** start Data to use **

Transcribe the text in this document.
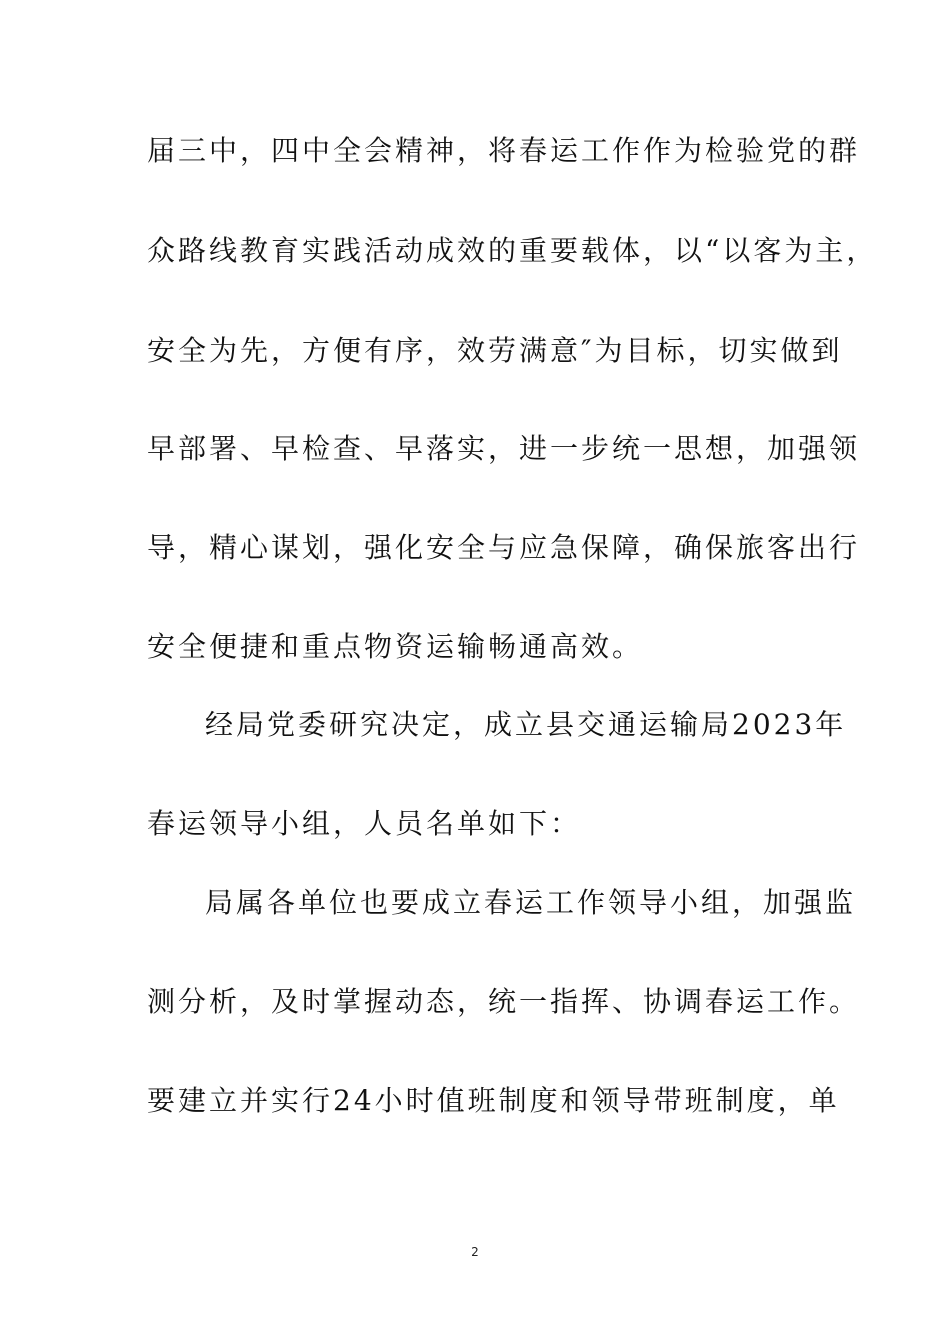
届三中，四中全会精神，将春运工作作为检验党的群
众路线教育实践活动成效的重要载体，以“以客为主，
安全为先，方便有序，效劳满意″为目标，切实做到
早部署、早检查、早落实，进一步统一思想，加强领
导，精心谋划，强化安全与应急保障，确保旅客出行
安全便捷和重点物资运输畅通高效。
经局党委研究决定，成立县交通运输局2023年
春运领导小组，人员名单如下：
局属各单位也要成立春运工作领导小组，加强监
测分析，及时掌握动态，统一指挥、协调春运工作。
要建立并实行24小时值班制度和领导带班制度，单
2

** end Data to use **
** start Data to use **

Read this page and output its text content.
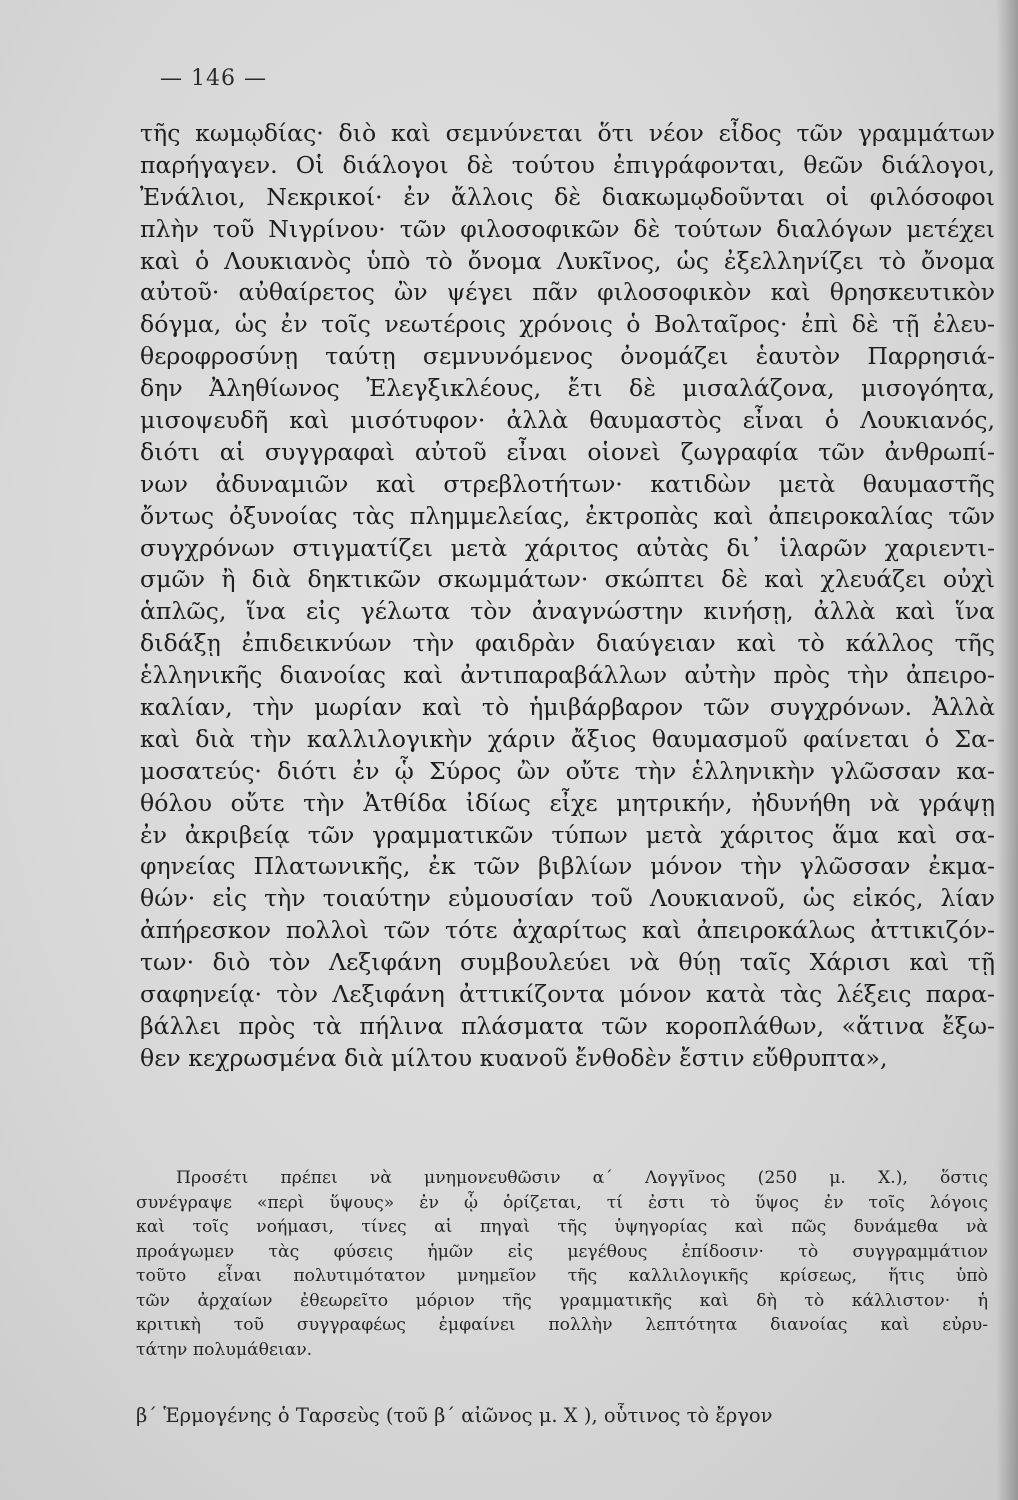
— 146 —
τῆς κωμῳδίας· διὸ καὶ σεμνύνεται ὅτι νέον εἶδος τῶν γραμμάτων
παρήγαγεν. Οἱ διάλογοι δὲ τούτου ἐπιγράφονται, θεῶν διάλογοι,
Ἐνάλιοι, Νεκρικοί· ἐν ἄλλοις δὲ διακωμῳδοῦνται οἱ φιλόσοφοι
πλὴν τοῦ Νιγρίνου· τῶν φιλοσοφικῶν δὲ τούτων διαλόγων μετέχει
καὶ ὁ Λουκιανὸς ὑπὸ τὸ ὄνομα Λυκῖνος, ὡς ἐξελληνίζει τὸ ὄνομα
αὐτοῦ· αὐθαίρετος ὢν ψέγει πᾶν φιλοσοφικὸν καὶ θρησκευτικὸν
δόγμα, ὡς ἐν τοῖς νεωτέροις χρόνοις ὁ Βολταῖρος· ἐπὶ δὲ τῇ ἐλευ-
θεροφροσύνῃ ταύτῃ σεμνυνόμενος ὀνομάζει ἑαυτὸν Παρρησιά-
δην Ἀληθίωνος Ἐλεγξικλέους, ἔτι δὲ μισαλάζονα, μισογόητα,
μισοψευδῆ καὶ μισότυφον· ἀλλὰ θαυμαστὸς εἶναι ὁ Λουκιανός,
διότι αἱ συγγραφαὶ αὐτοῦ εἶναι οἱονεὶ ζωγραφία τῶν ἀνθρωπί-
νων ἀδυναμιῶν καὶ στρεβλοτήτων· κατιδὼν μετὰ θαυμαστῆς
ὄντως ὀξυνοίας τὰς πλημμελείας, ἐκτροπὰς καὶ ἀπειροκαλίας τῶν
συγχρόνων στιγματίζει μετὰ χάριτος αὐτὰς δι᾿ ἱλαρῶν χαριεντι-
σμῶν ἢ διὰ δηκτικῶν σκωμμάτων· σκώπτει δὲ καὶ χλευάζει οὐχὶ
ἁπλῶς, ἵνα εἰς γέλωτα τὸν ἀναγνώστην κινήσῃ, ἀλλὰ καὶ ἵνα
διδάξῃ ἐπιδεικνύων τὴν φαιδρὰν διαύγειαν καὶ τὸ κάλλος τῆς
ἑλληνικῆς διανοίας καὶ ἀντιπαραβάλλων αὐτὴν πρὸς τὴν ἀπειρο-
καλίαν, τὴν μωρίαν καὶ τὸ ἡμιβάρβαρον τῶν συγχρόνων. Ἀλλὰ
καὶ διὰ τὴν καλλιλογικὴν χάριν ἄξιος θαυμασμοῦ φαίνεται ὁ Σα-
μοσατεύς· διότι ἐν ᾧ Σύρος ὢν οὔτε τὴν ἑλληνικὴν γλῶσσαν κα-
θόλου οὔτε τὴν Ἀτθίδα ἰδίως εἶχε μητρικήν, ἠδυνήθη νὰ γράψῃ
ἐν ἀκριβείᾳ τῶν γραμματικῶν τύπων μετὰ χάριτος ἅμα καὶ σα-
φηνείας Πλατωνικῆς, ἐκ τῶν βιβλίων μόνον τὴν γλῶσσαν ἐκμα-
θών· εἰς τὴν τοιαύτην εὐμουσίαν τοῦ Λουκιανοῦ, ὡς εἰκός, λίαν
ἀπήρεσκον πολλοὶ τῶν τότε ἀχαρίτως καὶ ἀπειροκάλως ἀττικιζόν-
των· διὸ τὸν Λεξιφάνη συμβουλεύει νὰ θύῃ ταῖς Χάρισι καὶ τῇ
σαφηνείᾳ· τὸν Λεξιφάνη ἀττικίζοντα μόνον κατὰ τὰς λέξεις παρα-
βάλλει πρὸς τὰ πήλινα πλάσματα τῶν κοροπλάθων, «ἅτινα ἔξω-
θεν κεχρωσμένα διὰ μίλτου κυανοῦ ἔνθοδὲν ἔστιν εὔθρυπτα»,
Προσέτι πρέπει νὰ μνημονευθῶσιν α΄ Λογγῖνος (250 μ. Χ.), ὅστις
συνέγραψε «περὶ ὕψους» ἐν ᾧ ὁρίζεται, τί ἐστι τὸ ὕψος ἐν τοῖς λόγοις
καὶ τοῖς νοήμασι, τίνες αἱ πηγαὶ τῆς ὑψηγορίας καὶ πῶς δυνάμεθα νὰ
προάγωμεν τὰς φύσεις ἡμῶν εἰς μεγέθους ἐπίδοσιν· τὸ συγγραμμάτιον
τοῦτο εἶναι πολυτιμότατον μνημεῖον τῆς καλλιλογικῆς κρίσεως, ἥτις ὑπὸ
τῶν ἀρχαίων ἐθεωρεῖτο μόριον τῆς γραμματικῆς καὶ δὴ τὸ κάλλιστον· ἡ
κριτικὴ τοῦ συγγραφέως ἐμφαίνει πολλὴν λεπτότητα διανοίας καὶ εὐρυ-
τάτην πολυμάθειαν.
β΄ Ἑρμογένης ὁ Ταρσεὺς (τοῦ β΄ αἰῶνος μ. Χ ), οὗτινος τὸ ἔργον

** end Data to use **

| Set task |
Scan the material above. Copy each line where "διανοίας" occurs.

| Final result |
ἑλληνικῆς διανοίας καὶ ἀντιπαραβάλλων αὐτὴν πρὸς τὴν ἀπειρο-
κριτικὴ τοῦ συγγραφέως ἐμφαίνει πολλὴν λεπτότητα διανοίας καὶ εὐρυ-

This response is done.